• _Short problem_: Give every line of the data below as a numbered list, leaving out blank lines and the pictures.

* Begin Data rows *

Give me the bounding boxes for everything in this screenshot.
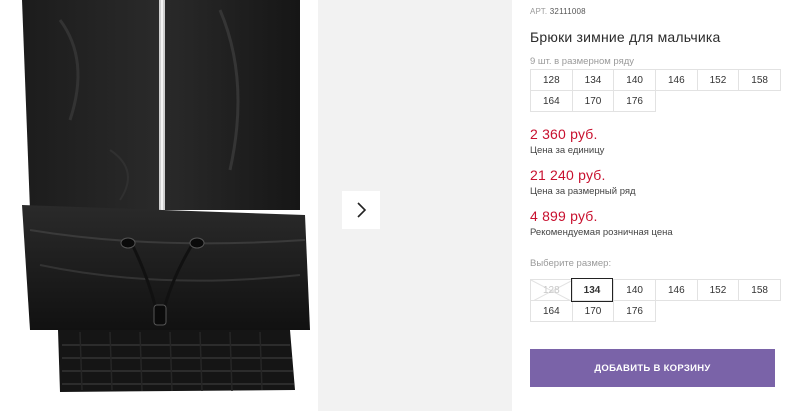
chevron-right-icon (357, 202, 367, 218)
row-price: 21 240 руб. (530, 167, 606, 183)
article-label: АРТ. (530, 7, 548, 16)
size-option[interactable]: 170 (571, 300, 615, 322)
size-option[interactable]: 140 (613, 279, 656, 301)
pants-leg-image (22, 0, 310, 392)
size-picker: 128 134 140 146 152 158 164 170 176 (530, 278, 781, 322)
size-row-cell: 170 (571, 90, 615, 112)
size-option[interactable]: 164 (530, 300, 573, 322)
gallery-next-button[interactable] (342, 191, 380, 229)
size-row-table: 128 134 140 146 152 158 164 170 176 (530, 69, 781, 112)
size-row-note: 9 шт. в размерном ряду (530, 56, 635, 67)
size-option[interactable]: 152 (696, 279, 740, 301)
size-picker-label: Выберите размер: (530, 258, 612, 269)
product-info-panel: АРТ. 32111008 Брюки зимние для мальчика … (530, 0, 800, 411)
size-option-selected[interactable]: 134 (570, 278, 614, 302)
size-row-cell: 176 (613, 90, 656, 112)
size-option-label: 128 (542, 284, 560, 296)
product-photo (0, 0, 318, 411)
row-price-label: Цена за размерный ряд (530, 186, 636, 197)
size-row-cell: 134 (571, 69, 615, 91)
retail-price-label: Рекомендуемая розничная цена (530, 227, 673, 238)
size-row-cell: 152 (696, 69, 740, 91)
size-row-cell: 164 (530, 90, 573, 112)
size-option-unavailable: 128 (530, 279, 573, 301)
size-row-cell: 158 (738, 69, 781, 91)
product-gallery (0, 0, 512, 411)
add-to-cart-button[interactable]: ДОБАВИТЬ В КОРЗИНУ (530, 349, 775, 387)
size-option[interactable]: 146 (654, 279, 698, 301)
size-row-cell: 146 (654, 69, 698, 91)
unit-price-label: Цена за единицу (530, 145, 605, 156)
size-row-cell: 128 (530, 69, 573, 91)
product-title: Брюки зимние для мальчика (530, 29, 721, 45)
article-value: 32111008 (549, 7, 586, 16)
article-number: АРТ. 32111008 (530, 7, 586, 16)
size-row-cell: 140 (613, 69, 656, 91)
size-option[interactable]: 158 (738, 279, 781, 301)
retail-price: 4 899 руб. (530, 208, 598, 224)
size-option[interactable]: 176 (613, 300, 656, 322)
unit-price: 2 360 руб. (530, 126, 598, 142)
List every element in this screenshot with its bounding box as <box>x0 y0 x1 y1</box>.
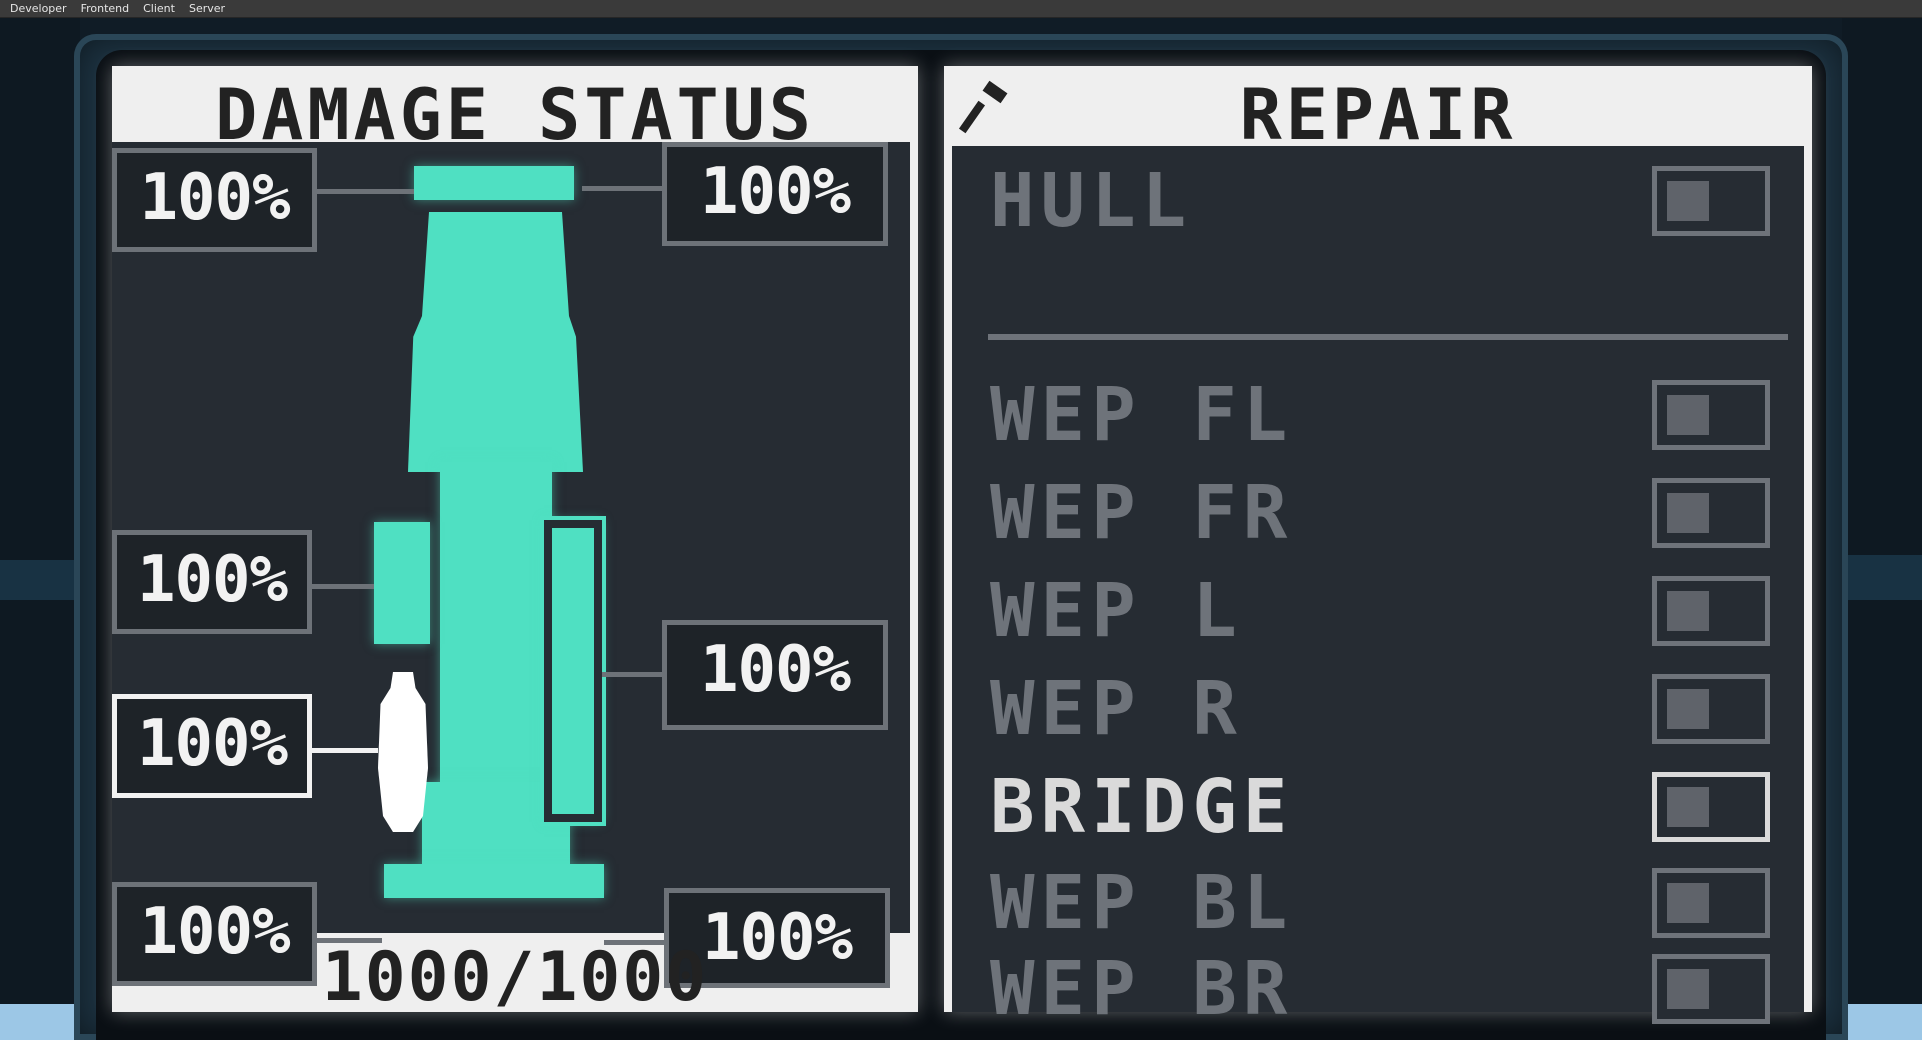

* End Data rows *

• _Reply to the exercise_:
1. Give me the bounding boxes for everything in this screenshot.
2. chevron-right-icon (357, 202, 367, 218)
3. row-price: 21 240 руб. (530, 167, 606, 183)
4. article-label: АРТ. (530, 7, 548, 16)
5. size-option[interactable]: 170 (571, 300, 615, 322)
6. size-option[interactable]: 140 (613, 279, 656, 301)
7. pants-leg-image (22, 0, 310, 392)
8. size-picker: 128 134 140 146 152 158 164 170 176 (530, 278, 781, 322)
9. size-row-cell: 170 (571, 90, 615, 112)
10. size-option[interactable]: 164 (530, 300, 573, 322)
11. gallery-next-button[interactable] (342, 191, 380, 229)
12. size-row-table: 128 134 140 146 152 158 164 170 176 (530, 69, 781, 112)
13. size-row-note: 9 шт. в размерном ряду (530, 56, 635, 67)
14. size-option[interactable]: 152 (696, 279, 740, 301)
15. size-picker-label: Выберите размер: (530, 258, 612, 269)
16. product-info-panel: АРТ. 32111008 Брюки зимние для мальчика … (530, 0, 800, 411)
17. size-option-selected[interactable]: 134 (570, 278, 614, 302)
18. size-row-cell: 176 (613, 90, 656, 112)
19. size-option-label: 128 (542, 284, 560, 296)
20. product-photo (0, 0, 318, 411)
21. row-price-label: Цена за размерный ряд (530, 186, 636, 197)
22. size-row-cell: 134 (571, 69, 615, 91)
23. retail-price-label: Рекомендуемая розничная цена (530, 227, 673, 238)
24. size-row-cell: 152 (696, 69, 740, 91)
25. size-row-cell: 164 (530, 90, 573, 112)
26. size-option-unavailable: 128 (530, 279, 573, 301)
27. size-row-cell: 158 (738, 69, 781, 91)
28. product-gallery (0, 0, 512, 411)
29. add-to-cart-button[interactable]: ДОБАВИТЬ В КОРЗИНУ (530, 349, 775, 387)
30. size-option[interactable]: 146 (654, 279, 698, 301)
31. size-row-cell: 146 (654, 69, 698, 91)
32. unit-price-label: Цена за единицу (530, 145, 605, 156)
33. size-row-cell: 128 (530, 69, 573, 91)
34. product-title: Брюки зимние для мальчика (530, 29, 721, 45)
35. article-value: 32111008 (549, 7, 586, 16)
36. article-number: АРТ. 32111008 (530, 7, 586, 16)
37. size-row-cell: 140 (613, 69, 656, 91)
38. size-option[interactable]: 158 (738, 279, 781, 301)
39. retail-price: 4 899 руб. (530, 208, 598, 224)
40. size-option[interactable]: 176 (613, 300, 656, 322)
41. unit-price: 2 360 руб. (530, 126, 598, 142)
42. List every element in this screenshot with its bounding box as <box>x0 y0 x1 y1</box>.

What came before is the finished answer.